--- BEGIN INPUT ---
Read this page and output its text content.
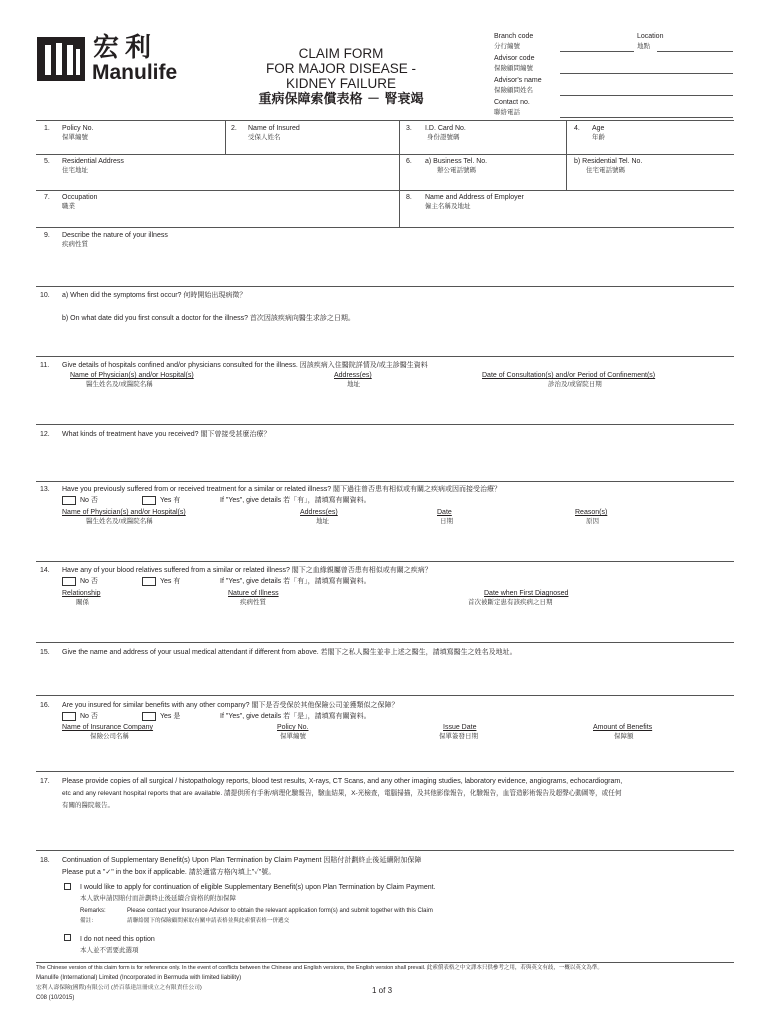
宏利
Manulife
CLAIM FORM
FOR MAJOR DISEASE -
KIDNEY FAILURE
重病保障索償表格 － 腎衰竭
Branch code
分行編號
Location
地點
Advisor code
保險顧問編號
Advisor's name
保險顧問姓名
Contact no.
聯絡電話
1. Policy No.
保單編號
2. Name of Insured
受保人姓名
3. I.D. Card No.
身份證號碼
4. Age
年齡
5. Residential Address
住宅地址
6. a) Business Tel. No.
辦公電話號碼
b) Residential Tel. No.
住宅電話號碼
7. Occupation
職業
8. Name and Address of Employer
僱主名稱及地址
9. Describe the nature of your illness
疾病性質
10. a) When did the symptoms first occur? 何時開始出現病徵？
b) On what date did you first consult a doctor for the illness? 首次因該疾病向醫生求診之日期。
11. Give details of hospitals confined and/or physicians consulted for the illness. 因該疾病入住醫院詳情及/或主診醫生資料
Name of Physician(s) and/or Hospital(s)
醫生姓名及/或醫院名稱
Address(es)
地址
Date of Consultation(s) and/or Period of Confinement(s)
診治及/或留院日期
12. What kinds of treatment have you received? 閣下曾接受甚麼治療？
13. Have you previously suffered from or received treatment for a similar or related illness? 閣下過往曾否患有相似或有關之疾病或因而接受治療？
No 否	Yes 有	If "Yes", give details 若「有」，請填寫有關資料。
Name of Physician(s) and/or Hospital(s)
醫生姓名及/或醫院名稱
Address(es)
地址
Date
日期
Reason(s)
原因
14. Have any of your blood relatives suffered from a similar or related illness? 閣下之血緣親屬曾否患有相似或有關之疾病？
No 否	Yes 有	If "Yes", give details 若「有」，請填寫有關資料。
Relationship
關係
Nature of Illness
疾病性質
Date when First Diagnosed
首次被斷定患有該疾病之日期
15. Give the name and address of your usual medical attendant if different from above. 若閣下之私人醫生並非上述之醫生，請填寫醫生之姓名及地址。
16. Are you insured for similar benefits with any other company? 閣下是否受保於其他保險公司並獲類似之保障？
No 否	Yes 是	If "Yes", give details 若「是」，請填寫有關資料。
Name of Insurance Company
保險公司名稱
Policy No.
保單編號
Issue Date
保單簽發日期
Amount of Benefits
保障額
17. Please provide copies of all surgical / histopathology reports, blood test results, X-rays, CT Scans, and any other imaging studies, laboratory evidence, angiograms, echocardiogram,
etc and any relevant hospital reports that are available. 請提供所有手術/病理化驗報告，驗血結果，X-光檢查，電腦掃描，及其他影像報告，化驗報告，血管造影術報告及超聲心動圖等，或任何
有關的醫院報告。
18. Continuation of Supplementary Benefit(s) Upon Plan Termination by Claim Payment 因賠付計劃終止後延續附加保障
Please put a "✓" in the box if applicable. 請於適當方格內填上"✓"號。
I would like to apply for continuation of eligible Supplementary Benefit(s) upon Plan Termination by Claim Payment.
本人欲申請因賠付而計劃終止後延續合資格的附加保障
Remarks:	Please contact your Insurance Advisor to obtain the relevant application form(s) and submit together with this Claim
備註：	請聯絡閣下的保險顧問索取有關申請表格並與此索償表格一併遞交
I do not need this option
本人並不需要此選項
The Chinese version of this claim form is for reference only. In the event of conflicts between the Chinese and English versions, the English version shall prevail. 此索償表格之中文譯本只供參考之用，若與英文有歧，一概以英文為準。
Manulife (International) Limited (Incorporated in Bermuda with limited liability)
宏利人壽保險(國際)有限公司 (於百慕達註冊成立之有限責任公司)
C08 (10/2015)
1 of 3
--- END INPUT ---
* **INSTRUCTIONS FOR THE TASK**
Go through the data above and transcribe it in full, omitting any image.

* **EXERCISE RESULT**
Read this page and output its text content.
宏利
Manulife
CLAIM FORM
FOR MAJOR DISEASE -
KIDNEY FAILURE
重病保障索償表格 － 腎衰竭
Branch code
分行編號
Location
地點
Advisor code
保險顧問編號
Advisor's name
保險顧問姓名
Contact no.
聯絡電話
1. Policy No.
保單編號
2. Name of Insured
受保人姓名
3. I.D. Card No.
身份證號碼
4. Age
年齡
5. Residential Address
住宅地址
6. a) Business Tel. No.
辦公電話號碼
b) Residential Tel. No.
住宅電話號碼
7. Occupation
職業
8. Name and Address of Employer
僱主名稱及地址
9. Describe the nature of your illness
疾病性質
10. a) When did the symptoms first occur? 何時開始出現病徵？
b) On what date did you first consult a doctor for the illness? 首次因該疾病向醫生求診之日期。
11. Give details of hospitals confined and/or physicians consulted for the illness. 因該疾病入住醫院詳情及/或主診醫生資料
Name of Physician(s) and/or Hospital(s)
醫生姓名及/或醫院名稱
Address(es)
地址
Date of Consultation(s) and/or Period of Confinement(s)
診治及/或留院日期
12. What kinds of treatment have you received? 閣下曾接受甚麼治療？
13. Have you previously suffered from or received treatment for a similar or related illness? 閣下過往曾否患有相似或有關之疾病或因而接受治療？
No 否	Yes 有	If "Yes", give details 若「有」，請填寫有關資料。
Name of Physician(s) and/or Hospital(s)
醫生姓名及/或醫院名稱
Address(es)
地址
Date
日期
Reason(s)
原因
14. Have any of your blood relatives suffered from a similar or related illness? 閣下之血緣親屬曾否患有相似或有關之疾病？
No 否	Yes 有	If "Yes", give details 若「有」，請填寫有關資料。
Relationship
關係
Nature of Illness
疾病性質
Date when First Diagnosed
首次被斷定患有該疾病之日期
15. Give the name and address of your usual medical attendant if different from above. 若閣下之私人醫生並非上述之醫生，請填寫醫生之姓名及地址。
16. Are you insured for similar benefits with any other company? 閣下是否受保於其他保險公司並獲類似之保障？
No 否	Yes 是	If "Yes", give details 若「是」，請填寫有關資料。
Name of Insurance Company
保險公司名稱
Policy No.
保單編號
Issue Date
保單簽發日期
Amount of Benefits
保障額
17. Please provide copies of all surgical / histopathology reports, blood test results, X-rays, CT Scans, and any other imaging studies, laboratory evidence, angiograms, echocardiogram,
etc and any relevant hospital reports that are available. 請提供所有手術/病理化驗報告，驗血結果，X-光檢查，電腦掃描，及其他影像報告，化驗報告，血管造影術報告及超聲心動圖等，或任何
有關的醫院報告。
18. Continuation of Supplementary Benefit(s) Upon Plan Termination by Claim Payment 因賠付計劃終止後延續附加保障
Please put a "✓" in the box if applicable. 請於適當方格內填上"✓"號。
I would like to apply for continuation of eligible Supplementary Benefit(s) upon Plan Termination by Claim Payment.
本人欲申請因賠付而計劃終止後延續合資格的附加保障
Remarks:	Please contact your Insurance Advisor to obtain the relevant application form(s) and submit together with this Claim
備註：	請聯絡閣下的保險顧問索取有關申請表格並與此索償表格一併遞交
I do not need this option
本人並不需要此選項
The Chinese version of this claim form is for reference only. In the event of conflicts between the Chinese and English versions, the English version shall prevail. 此索償表格之中文譯本只供參考之用，若與英文有歧，一概以英文為準。
Manulife (International) Limited (Incorporated in Bermuda with limited liability)
宏利人壽保險(國際)有限公司 (於百慕達註冊成立之有限責任公司)
C08 (10/2015)
1 of 3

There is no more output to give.